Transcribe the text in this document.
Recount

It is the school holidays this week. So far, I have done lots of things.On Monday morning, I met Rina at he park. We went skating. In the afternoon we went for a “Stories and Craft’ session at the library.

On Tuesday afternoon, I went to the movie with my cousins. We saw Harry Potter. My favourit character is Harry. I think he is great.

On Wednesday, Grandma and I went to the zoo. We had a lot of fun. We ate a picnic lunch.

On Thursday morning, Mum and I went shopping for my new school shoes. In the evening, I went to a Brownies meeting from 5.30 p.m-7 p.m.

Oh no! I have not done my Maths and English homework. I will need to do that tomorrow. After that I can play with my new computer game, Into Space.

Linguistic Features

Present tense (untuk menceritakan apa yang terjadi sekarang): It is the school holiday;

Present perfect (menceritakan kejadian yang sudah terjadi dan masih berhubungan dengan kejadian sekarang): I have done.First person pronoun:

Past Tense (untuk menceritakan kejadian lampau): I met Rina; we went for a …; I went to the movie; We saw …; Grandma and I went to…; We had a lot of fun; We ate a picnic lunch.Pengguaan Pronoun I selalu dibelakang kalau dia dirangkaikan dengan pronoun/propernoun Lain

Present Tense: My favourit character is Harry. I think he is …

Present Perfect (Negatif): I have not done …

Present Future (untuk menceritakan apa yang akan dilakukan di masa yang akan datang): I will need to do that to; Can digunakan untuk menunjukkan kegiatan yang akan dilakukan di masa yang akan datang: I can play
**********
▸ INSTRUCTIONS FOR THE TASK
Quote all of the entries verbatim.

▸ RESPONSE
Transcribe the text in this document.
Recount

It is the school holidays this week. So far, I have done lots of things.On Monday morning, I met Rina at he park. We went skating. In the afternoon we went for a “Stories and Craft’ session at the library.

On Tuesday afternoon, I went to the movie with my cousins. We saw Harry Potter. My favourit character is Harry. I think he is great.

On Wednesday, Grandma and I went to the zoo. We had a lot of fun. We ate a picnic lunch.

On Thursday morning, Mum and I went shopping for my new school shoes. In the evening, I went to a Brownies meeting from 5.30 p.m-7 p.m.

Oh no! I have not done my Maths and English homework. I will need to do that tomorrow. After that I can play with my new computer game, Into Space.

Linguistic Features

Present tense (untuk menceritakan apa yang terjadi sekarang): It is the school holiday;

Present perfect (menceritakan kejadian yang sudah terjadi dan masih berhubungan dengan kejadian sekarang): I have done.First person pronoun:

Past Tense (untuk menceritakan kejadian lampau): I met Rina; we went for a …; I went to the movie; We saw …; Grandma and I went to…; We had a lot of fun; We ate a picnic lunch.Pengguaan Pronoun I selalu dibelakang kalau dia dirangkaikan dengan pronoun/propernoun Lain

Present Tense: My favourit character is Harry. I think he is …

Present Perfect (Negatif): I have not done …

Present Future (untuk menceritakan apa yang akan dilakukan di masa yang akan datang): I will need to do that to; Can digunakan untuk menunjukkan kegiatan yang akan dilakukan di masa yang akan datang: I can play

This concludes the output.